__Excerpts from a figure dataset__:
Begin
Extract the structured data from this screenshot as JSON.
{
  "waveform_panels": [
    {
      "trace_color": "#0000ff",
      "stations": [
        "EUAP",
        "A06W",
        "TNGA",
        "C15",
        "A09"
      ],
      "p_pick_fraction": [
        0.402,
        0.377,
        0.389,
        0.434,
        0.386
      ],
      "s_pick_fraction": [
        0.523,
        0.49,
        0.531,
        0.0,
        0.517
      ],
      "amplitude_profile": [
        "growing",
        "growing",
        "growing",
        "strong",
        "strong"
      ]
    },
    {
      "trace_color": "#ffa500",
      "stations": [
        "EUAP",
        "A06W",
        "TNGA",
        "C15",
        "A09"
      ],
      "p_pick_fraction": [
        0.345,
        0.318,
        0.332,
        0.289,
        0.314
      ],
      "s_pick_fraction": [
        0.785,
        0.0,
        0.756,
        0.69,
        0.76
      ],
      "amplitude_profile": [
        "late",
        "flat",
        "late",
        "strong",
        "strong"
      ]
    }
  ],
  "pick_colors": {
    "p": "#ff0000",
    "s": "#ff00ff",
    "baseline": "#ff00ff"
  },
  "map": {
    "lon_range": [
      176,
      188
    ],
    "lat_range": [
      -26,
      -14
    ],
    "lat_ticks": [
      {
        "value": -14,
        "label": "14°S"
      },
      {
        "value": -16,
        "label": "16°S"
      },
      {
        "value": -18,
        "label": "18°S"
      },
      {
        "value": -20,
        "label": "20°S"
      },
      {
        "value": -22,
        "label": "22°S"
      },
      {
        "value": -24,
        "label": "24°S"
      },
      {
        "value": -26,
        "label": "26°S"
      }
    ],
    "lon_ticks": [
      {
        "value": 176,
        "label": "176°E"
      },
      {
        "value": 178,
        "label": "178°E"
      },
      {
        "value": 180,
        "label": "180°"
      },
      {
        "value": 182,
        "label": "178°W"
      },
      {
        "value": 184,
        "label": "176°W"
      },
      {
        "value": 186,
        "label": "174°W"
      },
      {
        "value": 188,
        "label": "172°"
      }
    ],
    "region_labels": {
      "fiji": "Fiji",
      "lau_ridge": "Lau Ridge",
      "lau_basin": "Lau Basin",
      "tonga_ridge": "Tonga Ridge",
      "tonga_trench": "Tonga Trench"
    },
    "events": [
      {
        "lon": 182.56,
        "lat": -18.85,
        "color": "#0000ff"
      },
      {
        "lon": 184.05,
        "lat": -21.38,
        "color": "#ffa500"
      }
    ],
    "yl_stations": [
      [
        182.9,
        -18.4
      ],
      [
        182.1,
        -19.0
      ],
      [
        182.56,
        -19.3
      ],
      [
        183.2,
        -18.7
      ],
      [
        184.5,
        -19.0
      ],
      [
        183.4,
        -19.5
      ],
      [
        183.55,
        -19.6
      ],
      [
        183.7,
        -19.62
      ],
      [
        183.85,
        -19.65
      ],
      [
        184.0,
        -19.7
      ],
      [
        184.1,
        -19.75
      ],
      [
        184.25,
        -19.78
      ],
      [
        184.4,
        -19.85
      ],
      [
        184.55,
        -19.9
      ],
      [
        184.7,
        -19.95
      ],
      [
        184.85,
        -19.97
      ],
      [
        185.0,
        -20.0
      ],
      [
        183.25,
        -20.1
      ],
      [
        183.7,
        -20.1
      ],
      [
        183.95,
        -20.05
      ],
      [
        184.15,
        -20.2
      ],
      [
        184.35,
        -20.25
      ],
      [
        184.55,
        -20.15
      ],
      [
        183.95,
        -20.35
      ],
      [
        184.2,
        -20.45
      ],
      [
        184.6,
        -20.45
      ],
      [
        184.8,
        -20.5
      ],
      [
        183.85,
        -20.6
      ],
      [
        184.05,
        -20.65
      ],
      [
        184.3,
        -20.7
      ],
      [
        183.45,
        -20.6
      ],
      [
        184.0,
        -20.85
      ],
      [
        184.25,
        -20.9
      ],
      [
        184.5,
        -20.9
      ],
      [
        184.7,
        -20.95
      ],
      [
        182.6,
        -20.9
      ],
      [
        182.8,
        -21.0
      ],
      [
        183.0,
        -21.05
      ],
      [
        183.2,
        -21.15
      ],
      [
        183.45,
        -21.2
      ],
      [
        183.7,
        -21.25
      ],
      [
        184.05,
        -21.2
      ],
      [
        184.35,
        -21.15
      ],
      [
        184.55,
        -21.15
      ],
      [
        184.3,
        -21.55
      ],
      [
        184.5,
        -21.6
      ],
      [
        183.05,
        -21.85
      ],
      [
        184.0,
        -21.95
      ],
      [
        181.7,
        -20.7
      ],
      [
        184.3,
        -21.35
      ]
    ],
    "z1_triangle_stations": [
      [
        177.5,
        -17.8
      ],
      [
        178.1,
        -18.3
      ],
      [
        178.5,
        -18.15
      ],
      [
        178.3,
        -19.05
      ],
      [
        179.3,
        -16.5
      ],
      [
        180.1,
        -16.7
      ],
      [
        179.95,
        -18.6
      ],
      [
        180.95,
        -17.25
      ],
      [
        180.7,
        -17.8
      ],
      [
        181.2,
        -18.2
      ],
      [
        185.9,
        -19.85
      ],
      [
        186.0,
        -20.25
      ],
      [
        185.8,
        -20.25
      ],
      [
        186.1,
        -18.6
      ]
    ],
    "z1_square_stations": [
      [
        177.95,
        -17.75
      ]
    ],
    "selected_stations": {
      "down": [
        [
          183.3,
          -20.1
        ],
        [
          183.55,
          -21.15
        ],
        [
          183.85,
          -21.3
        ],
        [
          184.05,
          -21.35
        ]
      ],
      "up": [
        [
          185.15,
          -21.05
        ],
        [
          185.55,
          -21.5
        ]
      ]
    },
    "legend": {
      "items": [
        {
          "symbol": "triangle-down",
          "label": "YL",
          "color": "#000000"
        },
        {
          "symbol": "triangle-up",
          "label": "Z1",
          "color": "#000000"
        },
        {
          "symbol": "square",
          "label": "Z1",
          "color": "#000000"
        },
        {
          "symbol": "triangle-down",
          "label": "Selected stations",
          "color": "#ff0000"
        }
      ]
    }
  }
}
End
__STATED TASK__: Above are the records; copy all of them exactly.

__TASK RESULT__:
Extract the structured data from this screenshot as JSON.
{
  "waveform_panels": [
    {
      "trace_color": "#0000ff",
      "stations": [
        "EUAP",
        "A06W",
        "TNGA",
        "C15",
        "A09"
      ],
      "p_pick_fraction": [
        0.402,
        0.377,
        0.389,
        0.434,
        0.386
      ],
      "s_pick_fraction": [
        0.523,
        0.49,
        0.531,
        0.0,
        0.517
      ],
      "amplitude_profile": [
        "growing",
        "growing",
        "growing",
        "strong",
        "strong"
      ]
    },
    {
      "trace_color": "#ffa500",
      "stations": [
        "EUAP",
        "A06W",
        "TNGA",
        "C15",
        "A09"
      ],
      "p_pick_fraction": [
        0.345,
        0.318,
        0.332,
        0.289,
        0.314
      ],
      "s_pick_fraction": [
        0.785,
        0.0,
        0.756,
        0.69,
        0.76
      ],
      "amplitude_profile": [
        "late",
        "flat",
        "late",
        "strong",
        "strong"
      ]
    }
  ],
  "pick_colors": {
    "p": "#ff0000",
    "s": "#ff00ff",
    "baseline": "#ff00ff"
  },
  "map": {
    "lon_range": [
      176,
      188
    ],
    "lat_range": [
      -26,
      -14
    ],
    "lat_ticks": [
      {
        "value": -14,
        "label": "14°S"
      },
      {
        "value": -16,
        "label": "16°S"
      },
      {
        "value": -18,
        "label": "18°S"
      },
      {
        "value": -20,
        "label": "20°S"
      },
      {
        "value": -22,
        "label": "22°S"
      },
      {
        "value": -24,
        "label": "24°S"
      },
      {
        "value": -26,
        "label": "26°S"
      }
    ],
    "lon_ticks": [
      {
        "value": 176,
        "label": "176°E"
      },
      {
        "value": 178,
        "label": "178°E"
      },
      {
        "value": 180,
        "label": "180°"
      },
      {
        "value": 182,
        "label": "178°W"
      },
      {
        "value": 184,
        "label": "176°W"
      },
      {
        "value": 186,
        "label": "174°W"
      },
      {
        "value": 188,
        "label": "172°"
      }
    ],
    "region_labels": {
      "fiji": "Fiji",
      "lau_ridge": "Lau Ridge",
      "lau_basin": "Lau Basin",
      "tonga_ridge": "Tonga Ridge",
      "tonga_trench": "Tonga Trench"
    },
    "events": [
      {
        "lon": 182.56,
        "lat": -18.85,
        "color": "#0000ff"
      },
      {
        "lon": 184.05,
        "lat": -21.38,
        "color": "#ffa500"
      }
    ],
    "yl_stations": [
      [
        182.9,
        -18.4
      ],
      [
        182.1,
        -19.0
      ],
      [
        182.56,
        -19.3
      ],
      [
        183.2,
        -18.7
      ],
      [
        184.5,
        -19.0
      ],
      [
        183.4,
        -19.5
      ],
      [
        183.55,
        -19.6
      ],
      [
        183.7,
        -19.62
      ],
      [
        183.85,
        -19.65
      ],
      [
        184.0,
        -19.7
      ],
      [
        184.1,
        -19.75
      ],
      [
        184.25,
        -19.78
      ],
      [
        184.4,
        -19.85
      ],
      [
        184.55,
        -19.9
      ],
      [
        184.7,
        -19.95
      ],
      [
        184.85,
        -19.97
      ],
      [
        185.0,
        -20.0
      ],
      [
        183.25,
        -20.1
      ],
      [
        183.7,
        -20.1
      ],
      [
        183.95,
        -20.05
      ],
      [
        184.15,
        -20.2
      ],
      [
        184.35,
        -20.25
      ],
      [
        184.55,
        -20.15
      ],
      [
        183.95,
        -20.35
      ],
      [
        184.2,
        -20.45
      ],
      [
        184.6,
        -20.45
      ],
      [
        184.8,
        -20.5
      ],
      [
        183.85,
        -20.6
      ],
      [
        184.05,
        -20.65
      ],
      [
        184.3,
        -20.7
      ],
      [
        183.45,
        -20.6
      ],
      [
        184.0,
        -20.85
      ],
      [
        184.25,
        -20.9
      ],
      [
        184.5,
        -20.9
      ],
      [
        184.7,
        -20.95
      ],
      [
        182.6,
        -20.9
      ],
      [
        182.8,
        -21.0
      ],
      [
        183.0,
        -21.05
      ],
      [
        183.2,
        -21.15
      ],
      [
        183.45,
        -21.2
      ],
      [
        183.7,
        -21.25
      ],
      [
        184.05,
        -21.2
      ],
      [
        184.35,
        -21.15
      ],
      [
        184.55,
        -21.15
      ],
      [
        184.3,
        -21.55
      ],
      [
        184.5,
        -21.6
      ],
      [
        183.05,
        -21.85
      ],
      [
        184.0,
        -21.95
      ],
      [
        181.7,
        -20.7
      ],
      [
        184.3,
        -21.35
      ]
    ],
    "z1_triangle_stations": [
      [
        177.5,
        -17.8
      ],
      [
        178.1,
        -18.3
      ],
      [
        178.5,
        -18.15
      ],
      [
        178.3,
        -19.05
      ],
      [
        179.3,
        -16.5
      ],
      [
        180.1,
        -16.7
      ],
      [
        179.95,
        -18.6
      ],
      [
        180.95,
        -17.25
      ],
      [
        180.7,
        -17.8
      ],
      [
        181.2,
        -18.2
      ],
      [
        185.9,
        -19.85
      ],
      [
        186.0,
        -20.25
      ],
      [
        185.8,
        -20.25
      ],
      [
        186.1,
        -18.6
      ]
    ],
    "z1_square_stations": [
      [
        177.95,
        -17.75
      ]
    ],
    "selected_stations": {
      "down": [
        [
          183.3,
          -20.1
        ],
        [
          183.55,
          -21.15
        ],
        [
          183.85,
          -21.3
        ],
        [
          184.05,
          -21.35
        ]
      ],
      "up": [
        [
          185.15,
          -21.05
        ],
        [
          185.55,
          -21.5
        ]
      ]
    },
    "legend": {
      "items": [
        {
          "symbol": "triangle-down",
          "label": "YL",
          "color": "#000000"
        },
        {
          "symbol": "triangle-up",
          "label": "Z1",
          "color": "#000000"
        },
        {
          "symbol": "square",
          "label": "Z1",
          "color": "#000000"
        },
        {
          "symbol": "triangle-down",
          "label": "Selected stations",
          "color": "#ff0000"
        }
      ]
    }
  }
}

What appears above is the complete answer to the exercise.